Records shown:
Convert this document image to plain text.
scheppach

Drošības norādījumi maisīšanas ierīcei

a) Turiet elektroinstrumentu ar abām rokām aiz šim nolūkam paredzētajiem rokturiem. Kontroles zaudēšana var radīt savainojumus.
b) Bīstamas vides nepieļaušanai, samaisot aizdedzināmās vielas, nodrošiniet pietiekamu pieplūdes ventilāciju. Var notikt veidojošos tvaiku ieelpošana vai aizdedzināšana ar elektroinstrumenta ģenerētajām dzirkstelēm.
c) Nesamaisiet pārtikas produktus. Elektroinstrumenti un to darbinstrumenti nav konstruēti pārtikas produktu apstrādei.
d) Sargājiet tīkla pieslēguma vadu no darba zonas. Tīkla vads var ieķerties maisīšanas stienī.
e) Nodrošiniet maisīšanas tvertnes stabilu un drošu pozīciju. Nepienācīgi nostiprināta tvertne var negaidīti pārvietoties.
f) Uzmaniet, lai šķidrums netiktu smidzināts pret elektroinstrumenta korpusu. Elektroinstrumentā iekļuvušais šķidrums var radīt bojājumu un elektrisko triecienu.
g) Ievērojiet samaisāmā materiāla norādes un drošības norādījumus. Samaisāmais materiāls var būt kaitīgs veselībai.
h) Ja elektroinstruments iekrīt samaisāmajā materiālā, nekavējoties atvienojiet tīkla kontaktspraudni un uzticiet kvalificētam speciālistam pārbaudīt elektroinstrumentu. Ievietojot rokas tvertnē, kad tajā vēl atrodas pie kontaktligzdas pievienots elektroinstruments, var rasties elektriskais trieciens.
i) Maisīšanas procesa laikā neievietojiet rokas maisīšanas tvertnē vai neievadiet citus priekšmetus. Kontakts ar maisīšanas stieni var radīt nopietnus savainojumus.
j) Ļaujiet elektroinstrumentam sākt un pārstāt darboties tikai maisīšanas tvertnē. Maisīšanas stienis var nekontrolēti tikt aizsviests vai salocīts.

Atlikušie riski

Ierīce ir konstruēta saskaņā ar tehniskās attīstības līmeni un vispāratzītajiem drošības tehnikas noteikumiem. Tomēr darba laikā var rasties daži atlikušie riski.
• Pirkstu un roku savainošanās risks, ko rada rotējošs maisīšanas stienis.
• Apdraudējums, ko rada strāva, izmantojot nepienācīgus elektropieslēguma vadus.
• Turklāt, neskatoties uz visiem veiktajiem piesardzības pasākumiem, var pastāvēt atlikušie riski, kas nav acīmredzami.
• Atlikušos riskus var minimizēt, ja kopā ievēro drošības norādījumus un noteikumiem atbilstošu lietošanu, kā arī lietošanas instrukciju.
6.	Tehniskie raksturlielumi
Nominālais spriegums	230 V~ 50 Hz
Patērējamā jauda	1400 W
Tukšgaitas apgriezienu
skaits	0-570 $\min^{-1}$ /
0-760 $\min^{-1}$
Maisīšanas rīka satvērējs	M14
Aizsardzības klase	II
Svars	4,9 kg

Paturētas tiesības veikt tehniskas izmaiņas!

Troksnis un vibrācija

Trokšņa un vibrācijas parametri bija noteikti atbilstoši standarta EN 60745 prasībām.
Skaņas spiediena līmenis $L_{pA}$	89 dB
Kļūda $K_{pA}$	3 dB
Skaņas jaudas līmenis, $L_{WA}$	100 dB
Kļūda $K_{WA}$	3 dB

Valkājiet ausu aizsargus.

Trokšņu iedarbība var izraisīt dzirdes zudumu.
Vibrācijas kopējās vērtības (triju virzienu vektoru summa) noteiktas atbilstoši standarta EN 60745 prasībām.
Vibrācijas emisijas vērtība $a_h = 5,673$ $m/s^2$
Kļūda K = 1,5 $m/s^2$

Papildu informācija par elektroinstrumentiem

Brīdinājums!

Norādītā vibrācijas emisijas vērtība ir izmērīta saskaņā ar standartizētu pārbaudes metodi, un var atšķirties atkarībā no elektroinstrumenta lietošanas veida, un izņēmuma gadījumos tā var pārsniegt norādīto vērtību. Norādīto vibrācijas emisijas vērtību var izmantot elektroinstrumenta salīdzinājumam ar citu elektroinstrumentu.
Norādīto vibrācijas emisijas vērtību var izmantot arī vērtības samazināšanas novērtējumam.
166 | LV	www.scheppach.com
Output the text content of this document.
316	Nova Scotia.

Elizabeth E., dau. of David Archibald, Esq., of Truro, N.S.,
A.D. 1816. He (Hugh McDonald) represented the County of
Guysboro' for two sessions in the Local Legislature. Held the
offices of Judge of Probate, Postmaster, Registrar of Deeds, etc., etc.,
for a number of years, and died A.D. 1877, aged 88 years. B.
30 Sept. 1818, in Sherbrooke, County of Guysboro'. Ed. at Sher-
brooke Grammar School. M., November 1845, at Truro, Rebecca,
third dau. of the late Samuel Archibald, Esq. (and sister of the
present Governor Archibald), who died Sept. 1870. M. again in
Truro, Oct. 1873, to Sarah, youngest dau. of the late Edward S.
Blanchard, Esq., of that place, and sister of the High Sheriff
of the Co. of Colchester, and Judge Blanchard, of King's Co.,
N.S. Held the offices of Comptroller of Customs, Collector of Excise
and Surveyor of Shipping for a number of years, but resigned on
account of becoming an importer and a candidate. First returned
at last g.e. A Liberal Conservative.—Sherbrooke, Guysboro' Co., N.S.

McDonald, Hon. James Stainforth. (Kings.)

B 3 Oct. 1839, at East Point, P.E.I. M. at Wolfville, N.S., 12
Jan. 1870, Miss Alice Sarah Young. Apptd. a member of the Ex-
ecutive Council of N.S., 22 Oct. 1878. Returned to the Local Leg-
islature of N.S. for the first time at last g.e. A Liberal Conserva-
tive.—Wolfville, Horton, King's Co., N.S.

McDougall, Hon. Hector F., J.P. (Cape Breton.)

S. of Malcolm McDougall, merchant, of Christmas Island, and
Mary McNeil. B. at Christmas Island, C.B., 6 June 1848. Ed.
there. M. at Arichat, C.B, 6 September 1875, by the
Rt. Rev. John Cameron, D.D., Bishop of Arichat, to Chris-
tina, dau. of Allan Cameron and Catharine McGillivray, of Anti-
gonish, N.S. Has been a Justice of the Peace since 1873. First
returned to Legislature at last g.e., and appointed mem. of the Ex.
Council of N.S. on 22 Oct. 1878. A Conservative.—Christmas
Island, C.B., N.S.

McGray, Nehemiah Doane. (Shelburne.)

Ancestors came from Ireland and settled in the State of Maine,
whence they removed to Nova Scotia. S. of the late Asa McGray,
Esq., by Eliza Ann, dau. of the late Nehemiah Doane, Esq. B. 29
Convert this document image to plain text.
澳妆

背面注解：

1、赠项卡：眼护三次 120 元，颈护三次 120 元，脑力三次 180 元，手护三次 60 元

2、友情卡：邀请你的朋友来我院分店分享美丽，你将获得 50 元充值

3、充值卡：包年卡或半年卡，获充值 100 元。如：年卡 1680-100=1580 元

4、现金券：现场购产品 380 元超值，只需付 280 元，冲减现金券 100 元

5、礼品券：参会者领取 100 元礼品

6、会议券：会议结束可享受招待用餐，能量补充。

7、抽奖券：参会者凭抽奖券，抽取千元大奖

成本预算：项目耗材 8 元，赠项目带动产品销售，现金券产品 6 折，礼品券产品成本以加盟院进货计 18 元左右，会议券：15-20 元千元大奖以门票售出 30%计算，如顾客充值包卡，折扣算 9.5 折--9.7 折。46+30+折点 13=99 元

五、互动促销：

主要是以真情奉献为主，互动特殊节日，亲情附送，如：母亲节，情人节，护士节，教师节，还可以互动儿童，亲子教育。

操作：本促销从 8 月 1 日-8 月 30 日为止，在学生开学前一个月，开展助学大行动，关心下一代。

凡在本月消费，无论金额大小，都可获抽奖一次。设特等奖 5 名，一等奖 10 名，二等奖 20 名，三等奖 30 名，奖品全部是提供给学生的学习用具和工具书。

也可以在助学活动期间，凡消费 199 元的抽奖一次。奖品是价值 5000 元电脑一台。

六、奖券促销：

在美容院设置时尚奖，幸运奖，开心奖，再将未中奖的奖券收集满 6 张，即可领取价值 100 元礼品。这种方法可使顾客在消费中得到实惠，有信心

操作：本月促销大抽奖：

Task goal: The answer is one number: how many lines of the material above contain "late".

Worked solution: 4